To do: Work through the lines of the material below, note those with the word "alfredo", and give their number, nothing else.

Dataset:
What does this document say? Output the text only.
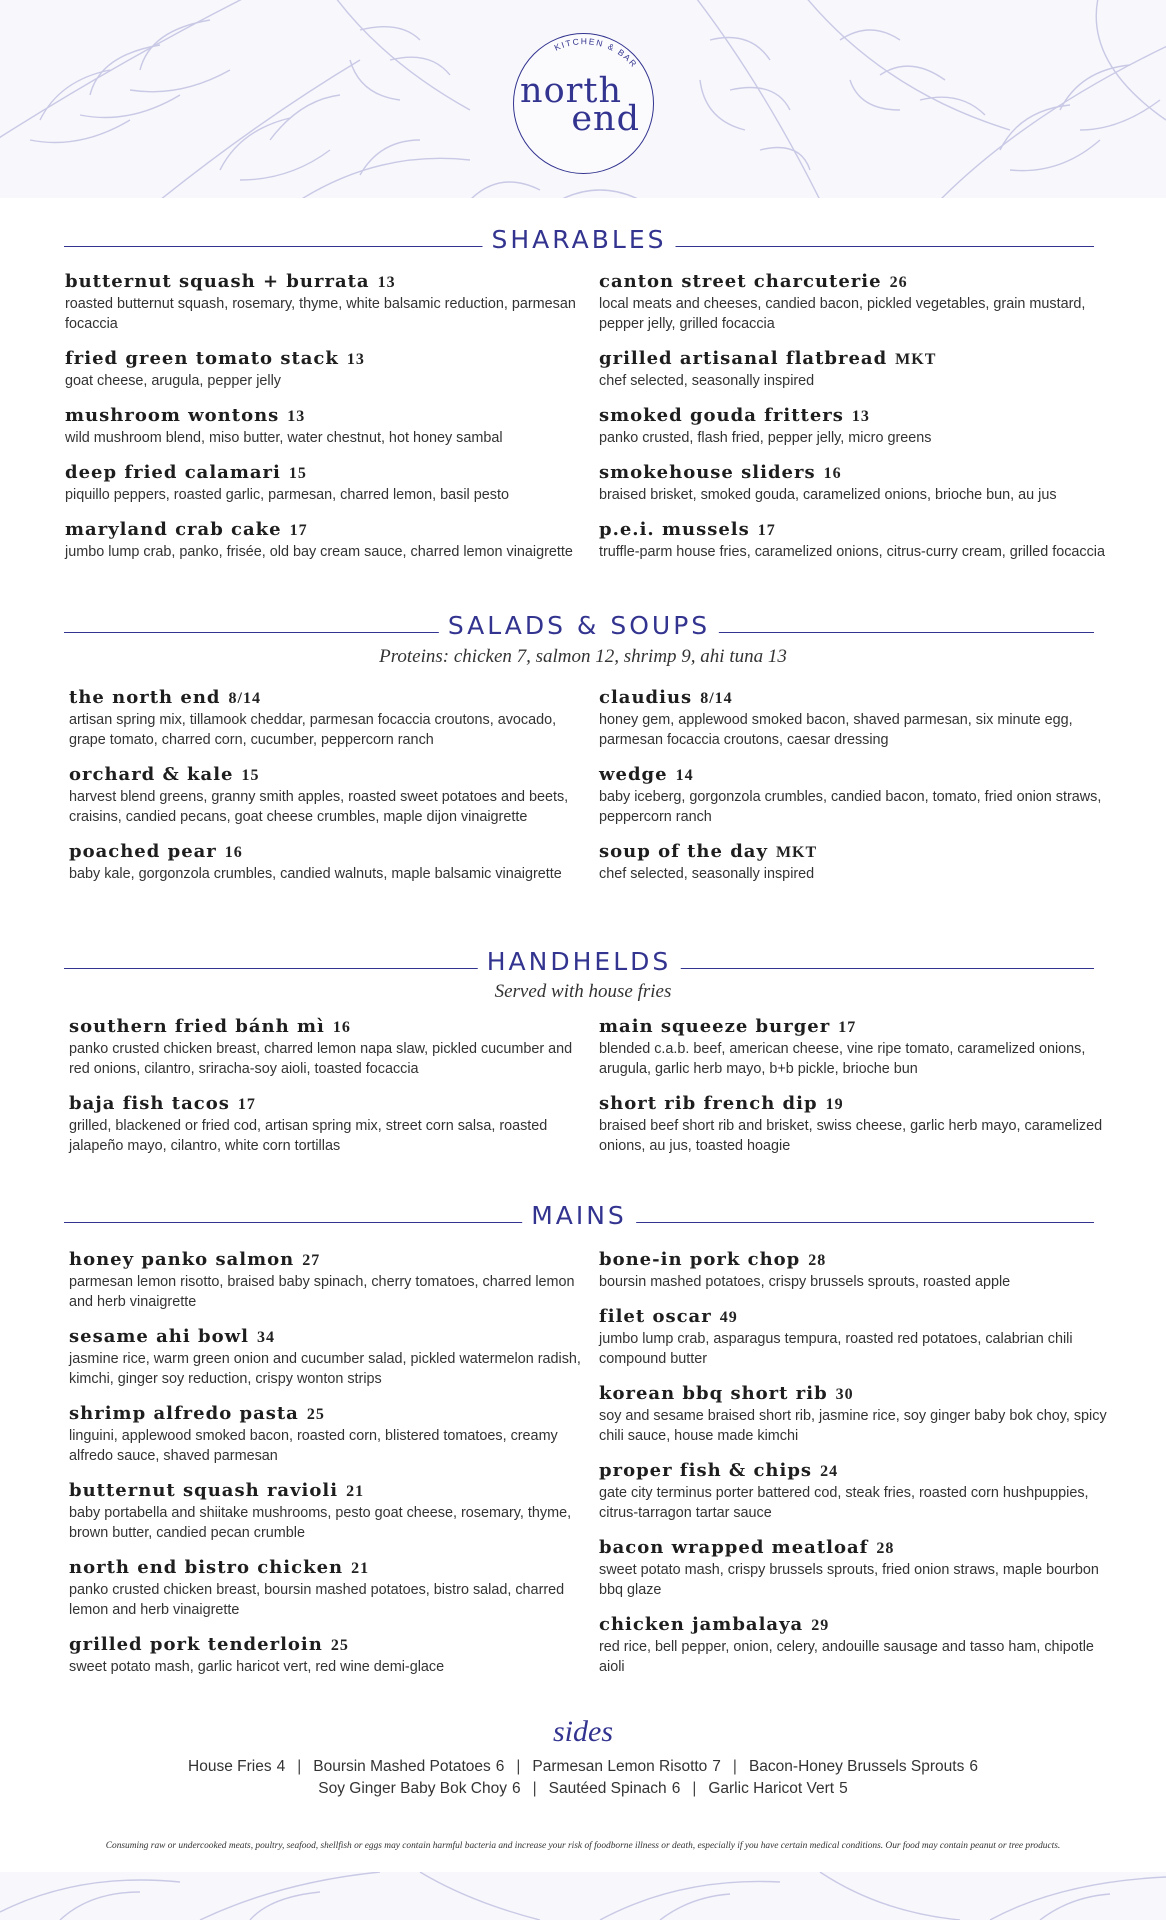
KITCHEN & BAR
north
end
SHARABLES
butternut squash + burrata 13
roasted butternut squash, rosemary, thyme, white balsamic reduction, parmesan focaccia
fried green tomato stack 13
goat cheese, arugula, pepper jelly
mushroom wontons 13
wild mushroom blend, miso butter, water chestnut, hot honey sambal
deep fried calamari 15
piquillo peppers, roasted garlic, parmesan, charred lemon, basil pesto
maryland crab cake 17
jumbo lump crab, panko, frisée, old bay cream sauce, charred lemon vinaigrette
canton street charcuterie 26
local meats and cheeses, candied bacon, pickled vegetables, grain mustard, pepper jelly, grilled focaccia
grilled artisanal flatbread MKT
chef selected, seasonally inspired
smoked gouda fritters 13
panko crusted, flash fried, pepper jelly, micro greens
smokehouse sliders 16
braised brisket, smoked gouda, caramelized onions, brioche bun, au jus
p.e.i. mussels 17
truffle-parm house fries, caramelized onions, citrus-curry cream, grilled focaccia
SALADS & SOUPS
Proteins: chicken 7, salmon 12, shrimp 9, ahi tuna 13
the north end 8/14
artisan spring mix, tillamook cheddar, parmesan focaccia croutons, avocado, grape tomato, charred corn, cucumber, peppercorn ranch
orchard & kale 15
harvest blend greens, granny smith apples, roasted sweet potatoes and beets, craisins, candied pecans, goat cheese crumbles, maple dijon vinaigrette
poached pear 16
baby kale, gorgonzola crumbles, candied walnuts, maple balsamic vinaigrette
claudius 8/14
honey gem, applewood smoked bacon, shaved parmesan, six minute egg, parmesan focaccia croutons, caesar dressing
wedge 14
baby iceberg, gorgonzola crumbles, candied bacon, tomato, fried onion straws, peppercorn ranch
soup of the day MKT
chef selected, seasonally inspired
HANDHELDS
Served with house fries
southern fried bánh mì 16
panko crusted chicken breast, charred lemon napa slaw, pickled cucumber and red onions, cilantro, sriracha-soy aioli, toasted focaccia
baja fish tacos 17
grilled, blackened or fried cod, artisan spring mix, street corn salsa, roasted jalapeño mayo, cilantro, white corn tortillas
main squeeze burger 17
blended c.a.b. beef, american cheese, vine ripe tomato, caramelized onions, arugula, garlic herb mayo, b+b pickle, brioche bun
short rib french dip 19
braised beef short rib and brisket, swiss cheese, garlic herb mayo, caramelized onions, au jus, toasted hoagie
MAINS
honey panko salmon 27
parmesan lemon risotto, braised baby spinach, cherry tomatoes, charred lemon and herb vinaigrette
sesame ahi bowl 34
jasmine rice, warm green onion and cucumber salad, pickled watermelon radish, kimchi, ginger soy reduction, crispy wonton strips
shrimp alfredo pasta 25
linguini, applewood smoked bacon, roasted corn, blistered tomatoes, creamy alfredo sauce, shaved parmesan
butternut squash ravioli 21
baby portabella and shiitake mushrooms, pesto goat cheese, rosemary, thyme, brown butter, candied pecan crumble
north end bistro chicken 21
panko crusted chicken breast, boursin mashed potatoes, bistro salad, charred lemon and herb vinaigrette
grilled pork tenderloin 25
sweet potato mash, garlic haricot vert, red wine demi-glace
bone-in pork chop 28
boursin mashed potatoes, crispy brussels sprouts, roasted apple
filet oscar 49
jumbo lump crab, asparagus tempura, roasted red potatoes, calabrian chili compound butter
korean bbq short rib 30
soy and sesame braised short rib, jasmine rice, soy ginger baby bok choy, spicy chili sauce, house made kimchi
proper fish & chips 24
gate city terminus porter battered cod, steak fries, roasted corn hushpuppies, citrus-tarragon tartar sauce
bacon wrapped meatloaf 28
sweet potato mash, crispy brussels sprouts, fried onion straws, maple bourbon bbq glaze
chicken jambalaya 29
red rice, bell pepper, onion, celery, andouille sausage and tasso ham, chipotle aioli
sides
House Fries 4 | Boursin Mashed Potatoes 6 | Parmesan Lemon Risotto 7 | Bacon-Honey Brussels Sprouts 6
Soy Ginger Baby Bok Choy 6 | Sautéed Spinach 6 | Garlic Haricot Vert 5
Consuming raw or undercooked meats, poultry, seafood, shellfish or eggs may contain harmful bacteria and increase your risk of foodborne illness or death, especially if you have certain medical conditions. Our food may contain peanut or tree products.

Expected output: 2